**INSTRUCTION**
Repeat the listing in full, word for word.

**INPUT DATA**
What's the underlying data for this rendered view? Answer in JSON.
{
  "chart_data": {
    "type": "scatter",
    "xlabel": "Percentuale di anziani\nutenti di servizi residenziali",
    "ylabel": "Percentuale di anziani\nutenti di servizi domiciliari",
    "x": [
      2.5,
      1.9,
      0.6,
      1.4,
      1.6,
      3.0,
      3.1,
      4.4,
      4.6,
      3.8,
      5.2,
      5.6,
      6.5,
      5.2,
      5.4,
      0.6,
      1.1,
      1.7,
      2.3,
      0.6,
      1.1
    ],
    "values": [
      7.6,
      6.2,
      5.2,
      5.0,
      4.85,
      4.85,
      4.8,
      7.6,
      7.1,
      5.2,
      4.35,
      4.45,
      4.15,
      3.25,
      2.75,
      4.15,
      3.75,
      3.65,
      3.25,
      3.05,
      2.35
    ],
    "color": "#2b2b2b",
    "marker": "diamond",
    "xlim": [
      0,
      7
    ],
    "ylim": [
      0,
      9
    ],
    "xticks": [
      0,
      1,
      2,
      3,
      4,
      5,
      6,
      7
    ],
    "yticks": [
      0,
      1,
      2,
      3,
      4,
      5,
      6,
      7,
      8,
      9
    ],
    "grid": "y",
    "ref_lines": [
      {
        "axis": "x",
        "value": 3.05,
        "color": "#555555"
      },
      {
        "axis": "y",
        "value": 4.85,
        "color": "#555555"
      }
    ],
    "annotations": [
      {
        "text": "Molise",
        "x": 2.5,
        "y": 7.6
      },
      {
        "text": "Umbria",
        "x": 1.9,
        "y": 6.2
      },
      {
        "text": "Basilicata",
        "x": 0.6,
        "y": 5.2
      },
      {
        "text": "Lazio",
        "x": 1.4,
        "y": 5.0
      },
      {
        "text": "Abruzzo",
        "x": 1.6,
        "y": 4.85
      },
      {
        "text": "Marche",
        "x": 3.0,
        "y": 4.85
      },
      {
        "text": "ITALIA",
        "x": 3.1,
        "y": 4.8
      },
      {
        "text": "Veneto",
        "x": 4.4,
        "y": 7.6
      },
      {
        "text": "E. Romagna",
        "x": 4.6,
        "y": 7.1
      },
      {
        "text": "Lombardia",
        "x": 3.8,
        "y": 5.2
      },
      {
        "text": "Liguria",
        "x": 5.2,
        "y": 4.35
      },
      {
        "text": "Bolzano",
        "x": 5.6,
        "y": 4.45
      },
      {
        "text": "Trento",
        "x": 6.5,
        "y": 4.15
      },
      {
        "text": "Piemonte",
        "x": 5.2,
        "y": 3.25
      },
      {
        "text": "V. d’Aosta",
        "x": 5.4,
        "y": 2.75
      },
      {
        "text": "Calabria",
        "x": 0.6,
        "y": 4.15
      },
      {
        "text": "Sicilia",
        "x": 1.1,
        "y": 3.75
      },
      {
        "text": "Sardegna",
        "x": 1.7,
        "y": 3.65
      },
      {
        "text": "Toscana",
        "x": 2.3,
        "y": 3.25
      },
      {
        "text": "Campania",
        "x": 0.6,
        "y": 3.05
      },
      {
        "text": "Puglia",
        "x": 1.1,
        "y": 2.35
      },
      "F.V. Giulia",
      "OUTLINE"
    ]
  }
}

**RESULT FOR THIS TASK**
What's the underlying data for this rendered view? Answer in JSON.
{
  "chart_data": {
    "type": "scatter",
    "xlabel": "Percentuale di anziani\nutenti di servizi residenziali",
    "ylabel": "Percentuale di anziani\nutenti di servizi domiciliari",
    "x": [
      2.5,
      1.9,
      0.6,
      1.4,
      1.6,
      3.0,
      3.1,
      4.4,
      4.6,
      3.8,
      5.2,
      5.6,
      6.5,
      5.2,
      5.4,
      0.6,
      1.1,
      1.7,
      2.3,
      0.6,
      1.1
    ],
    "values": [
      7.6,
      6.2,
      5.2,
      5.0,
      4.85,
      4.85,
      4.8,
      7.6,
      7.1,
      5.2,
      4.35,
      4.45,
      4.15,
      3.25,
      2.75,
      4.15,
      3.75,
      3.65,
      3.25,
      3.05,
      2.35
    ],
    "color": "#2b2b2b",
    "marker": "diamond",
    "xlim": [
      0,
      7
    ],
    "ylim": [
      0,
      9
    ],
    "xticks": [
      0,
      1,
      2,
      3,
      4,
      5,
      6,
      7
    ],
    "yticks": [
      0,
      1,
      2,
      3,
      4,
      5,
      6,
      7,
      8,
      9
    ],
    "grid": "y",
    "ref_lines": [
      {
        "axis": "x",
        "value": 3.05,
        "color": "#555555"
      },
      {
        "axis": "y",
        "value": 4.85,
        "color": "#555555"
      }
    ],
    "annotations": [
      {
        "text": "Molise",
        "x": 2.5,
        "y": 7.6
      },
      {
        "text": "Umbria",
        "x": 1.9,
        "y": 6.2
      },
      {
        "text": "Basilicata",
        "x": 0.6,
        "y": 5.2
      },
      {
        "text": "Lazio",
        "x": 1.4,
        "y": 5.0
      },
      {
        "text": "Abruzzo",
        "x": 1.6,
        "y": 4.85
      },
      {
        "text": "Marche",
        "x": 3.0,
        "y": 4.85
      },
      {
        "text": "ITALIA",
        "x": 3.1,
        "y": 4.8
      },
      {
        "text": "Veneto",
        "x": 4.4,
        "y": 7.6
      },
      {
        "text": "E. Romagna",
        "x": 4.6,
        "y": 7.1
      },
      {
        "text": "Lombardia",
        "x": 3.8,
        "y": 5.2
      },
      {
        "text": "Liguria",
        "x": 5.2,
        "y": 4.35
      },
      {
        "text": "Bolzano",
        "x": 5.6,
        "y": 4.45
      },
      {
        "text": "Trento",
        "x": 6.5,
        "y": 4.15
      },
      {
        "text": "Piemonte",
        "x": 5.2,
        "y": 3.25
      },
      {
        "text": "V. d’Aosta",
        "x": 5.4,
        "y": 2.75
      },
      {
        "text": "Calabria",
        "x": 0.6,
        "y": 4.15
      },
      {
        "text": "Sicilia",
        "x": 1.1,
        "y": 3.75
      },
      {
        "text": "Sardegna",
        "x": 1.7,
        "y": 3.65
      },
      {
        "text": "Toscana",
        "x": 2.3,
        "y": 3.25
      },
      {
        "text": "Campania",
        "x": 0.6,
        "y": 3.05
      },
      {
        "text": "Puglia",
        "x": 1.1,
        "y": 2.35
      },
      "F.V. Giulia",
      "OUTLINE"
    ]
  }
}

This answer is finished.